Exercise input =
* Start *
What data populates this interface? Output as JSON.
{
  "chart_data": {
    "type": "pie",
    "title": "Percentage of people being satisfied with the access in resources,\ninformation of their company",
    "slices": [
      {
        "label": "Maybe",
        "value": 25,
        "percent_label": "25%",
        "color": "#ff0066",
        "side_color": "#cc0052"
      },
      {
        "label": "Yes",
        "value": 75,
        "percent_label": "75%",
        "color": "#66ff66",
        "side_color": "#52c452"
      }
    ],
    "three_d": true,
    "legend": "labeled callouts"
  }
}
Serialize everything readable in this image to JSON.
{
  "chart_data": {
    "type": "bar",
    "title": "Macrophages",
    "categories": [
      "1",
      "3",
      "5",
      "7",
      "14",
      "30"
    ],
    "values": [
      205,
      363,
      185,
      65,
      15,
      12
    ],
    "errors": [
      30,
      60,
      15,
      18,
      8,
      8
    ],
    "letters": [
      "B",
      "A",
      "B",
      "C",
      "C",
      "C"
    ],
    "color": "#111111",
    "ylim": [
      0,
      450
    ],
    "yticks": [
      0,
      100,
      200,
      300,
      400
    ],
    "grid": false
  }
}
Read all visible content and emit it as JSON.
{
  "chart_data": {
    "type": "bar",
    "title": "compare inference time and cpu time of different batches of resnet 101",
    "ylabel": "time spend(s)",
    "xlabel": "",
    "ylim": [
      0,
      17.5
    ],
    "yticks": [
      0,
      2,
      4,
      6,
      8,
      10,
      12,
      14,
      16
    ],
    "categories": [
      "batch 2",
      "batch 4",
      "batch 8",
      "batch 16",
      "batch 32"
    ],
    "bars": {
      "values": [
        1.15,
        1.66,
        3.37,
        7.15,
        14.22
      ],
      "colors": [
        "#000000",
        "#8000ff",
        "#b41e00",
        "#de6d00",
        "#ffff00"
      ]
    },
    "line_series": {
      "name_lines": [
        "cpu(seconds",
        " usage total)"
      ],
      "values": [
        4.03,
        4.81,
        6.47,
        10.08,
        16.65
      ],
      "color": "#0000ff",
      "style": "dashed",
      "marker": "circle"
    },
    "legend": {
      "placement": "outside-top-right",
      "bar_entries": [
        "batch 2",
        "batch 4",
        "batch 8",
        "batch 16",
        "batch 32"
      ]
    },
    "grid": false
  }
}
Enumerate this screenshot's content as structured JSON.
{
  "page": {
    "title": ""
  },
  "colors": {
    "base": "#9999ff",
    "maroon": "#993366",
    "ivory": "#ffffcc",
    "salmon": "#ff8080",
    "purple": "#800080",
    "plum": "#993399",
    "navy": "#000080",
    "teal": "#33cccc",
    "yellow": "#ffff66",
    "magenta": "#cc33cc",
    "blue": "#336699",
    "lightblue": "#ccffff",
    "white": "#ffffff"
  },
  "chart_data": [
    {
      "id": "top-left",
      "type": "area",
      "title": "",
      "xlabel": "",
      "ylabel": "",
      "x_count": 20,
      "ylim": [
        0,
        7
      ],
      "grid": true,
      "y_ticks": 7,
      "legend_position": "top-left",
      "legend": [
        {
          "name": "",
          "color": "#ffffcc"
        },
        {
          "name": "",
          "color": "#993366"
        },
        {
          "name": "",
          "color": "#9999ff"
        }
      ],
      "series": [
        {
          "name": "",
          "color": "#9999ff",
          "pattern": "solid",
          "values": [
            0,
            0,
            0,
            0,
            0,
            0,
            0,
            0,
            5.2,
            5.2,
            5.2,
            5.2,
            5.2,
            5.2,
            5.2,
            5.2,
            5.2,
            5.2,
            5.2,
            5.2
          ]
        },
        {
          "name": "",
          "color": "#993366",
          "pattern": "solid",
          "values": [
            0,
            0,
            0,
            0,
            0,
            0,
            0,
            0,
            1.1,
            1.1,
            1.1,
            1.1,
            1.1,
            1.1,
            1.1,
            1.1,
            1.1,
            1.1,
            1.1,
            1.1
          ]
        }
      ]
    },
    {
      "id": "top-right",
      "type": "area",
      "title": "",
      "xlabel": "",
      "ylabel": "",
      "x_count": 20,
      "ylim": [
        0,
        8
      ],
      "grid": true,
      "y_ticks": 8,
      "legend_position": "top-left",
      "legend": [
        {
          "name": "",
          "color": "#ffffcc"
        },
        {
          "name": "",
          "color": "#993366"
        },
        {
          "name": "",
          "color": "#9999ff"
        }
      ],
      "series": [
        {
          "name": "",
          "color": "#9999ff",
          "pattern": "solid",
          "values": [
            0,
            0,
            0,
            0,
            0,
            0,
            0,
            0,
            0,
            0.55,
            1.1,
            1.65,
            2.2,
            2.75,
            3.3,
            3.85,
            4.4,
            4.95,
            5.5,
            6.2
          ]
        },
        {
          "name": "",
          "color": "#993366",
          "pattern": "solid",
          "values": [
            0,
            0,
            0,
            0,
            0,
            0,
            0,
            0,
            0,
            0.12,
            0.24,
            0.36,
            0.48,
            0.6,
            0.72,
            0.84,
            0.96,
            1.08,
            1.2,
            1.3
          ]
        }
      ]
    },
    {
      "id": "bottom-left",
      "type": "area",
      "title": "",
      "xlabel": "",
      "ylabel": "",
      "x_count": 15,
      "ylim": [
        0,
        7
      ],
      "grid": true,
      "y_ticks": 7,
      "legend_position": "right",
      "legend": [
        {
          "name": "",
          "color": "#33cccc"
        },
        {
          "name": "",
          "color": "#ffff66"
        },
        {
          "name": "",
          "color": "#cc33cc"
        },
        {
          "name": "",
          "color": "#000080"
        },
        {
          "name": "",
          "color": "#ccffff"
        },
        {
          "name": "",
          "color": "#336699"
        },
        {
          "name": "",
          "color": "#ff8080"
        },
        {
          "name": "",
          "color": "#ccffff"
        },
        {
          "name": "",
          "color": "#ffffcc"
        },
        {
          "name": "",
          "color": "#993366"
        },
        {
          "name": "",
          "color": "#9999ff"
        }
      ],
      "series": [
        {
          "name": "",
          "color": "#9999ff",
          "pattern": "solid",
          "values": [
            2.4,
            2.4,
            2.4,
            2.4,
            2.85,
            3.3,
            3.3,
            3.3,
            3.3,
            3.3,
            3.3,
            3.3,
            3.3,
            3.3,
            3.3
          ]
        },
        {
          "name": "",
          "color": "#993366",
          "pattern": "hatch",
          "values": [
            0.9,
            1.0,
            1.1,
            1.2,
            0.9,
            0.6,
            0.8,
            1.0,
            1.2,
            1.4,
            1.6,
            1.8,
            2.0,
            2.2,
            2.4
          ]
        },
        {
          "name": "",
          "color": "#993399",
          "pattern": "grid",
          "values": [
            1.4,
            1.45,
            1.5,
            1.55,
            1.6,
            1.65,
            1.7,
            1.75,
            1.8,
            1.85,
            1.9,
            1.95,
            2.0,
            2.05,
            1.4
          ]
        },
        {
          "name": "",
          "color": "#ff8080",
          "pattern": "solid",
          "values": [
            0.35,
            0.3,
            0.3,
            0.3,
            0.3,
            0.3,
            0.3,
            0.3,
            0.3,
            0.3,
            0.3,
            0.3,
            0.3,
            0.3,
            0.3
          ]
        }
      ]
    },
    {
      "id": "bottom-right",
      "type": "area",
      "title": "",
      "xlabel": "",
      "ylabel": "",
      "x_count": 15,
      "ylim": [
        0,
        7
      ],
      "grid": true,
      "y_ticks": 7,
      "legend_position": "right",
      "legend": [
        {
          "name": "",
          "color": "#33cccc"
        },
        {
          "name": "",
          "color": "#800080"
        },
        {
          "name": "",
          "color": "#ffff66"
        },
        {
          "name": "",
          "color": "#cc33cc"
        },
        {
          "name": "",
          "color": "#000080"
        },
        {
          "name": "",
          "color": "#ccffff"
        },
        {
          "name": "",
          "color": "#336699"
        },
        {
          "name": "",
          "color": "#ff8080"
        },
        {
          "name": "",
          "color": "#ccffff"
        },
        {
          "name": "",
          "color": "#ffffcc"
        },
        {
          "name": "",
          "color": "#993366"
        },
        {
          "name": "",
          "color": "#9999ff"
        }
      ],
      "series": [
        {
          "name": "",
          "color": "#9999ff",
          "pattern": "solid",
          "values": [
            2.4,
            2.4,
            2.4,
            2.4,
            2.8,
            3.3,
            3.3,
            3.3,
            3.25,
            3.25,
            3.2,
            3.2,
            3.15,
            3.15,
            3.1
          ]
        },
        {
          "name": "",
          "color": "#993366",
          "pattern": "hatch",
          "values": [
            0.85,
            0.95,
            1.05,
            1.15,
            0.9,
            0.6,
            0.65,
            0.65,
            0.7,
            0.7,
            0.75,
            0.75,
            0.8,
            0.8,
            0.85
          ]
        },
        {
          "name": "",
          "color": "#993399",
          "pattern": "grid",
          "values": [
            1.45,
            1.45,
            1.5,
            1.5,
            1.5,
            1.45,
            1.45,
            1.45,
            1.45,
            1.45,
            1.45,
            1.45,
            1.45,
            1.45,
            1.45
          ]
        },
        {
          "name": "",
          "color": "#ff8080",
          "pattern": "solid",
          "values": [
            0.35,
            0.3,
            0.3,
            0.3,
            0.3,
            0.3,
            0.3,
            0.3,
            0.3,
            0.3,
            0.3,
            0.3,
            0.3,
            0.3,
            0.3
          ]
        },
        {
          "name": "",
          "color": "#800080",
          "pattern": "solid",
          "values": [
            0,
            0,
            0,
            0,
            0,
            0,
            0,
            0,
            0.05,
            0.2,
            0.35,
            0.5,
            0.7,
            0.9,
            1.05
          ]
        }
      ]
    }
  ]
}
* End *
Stated goal =
Gather all the lines that include the word "right" and copy them out.

Written reply =
      "placement": "outside-top-right",
      "id": "top-right",
      "legend_position": "right",
      "id": "bottom-right",
      "legend_position": "right",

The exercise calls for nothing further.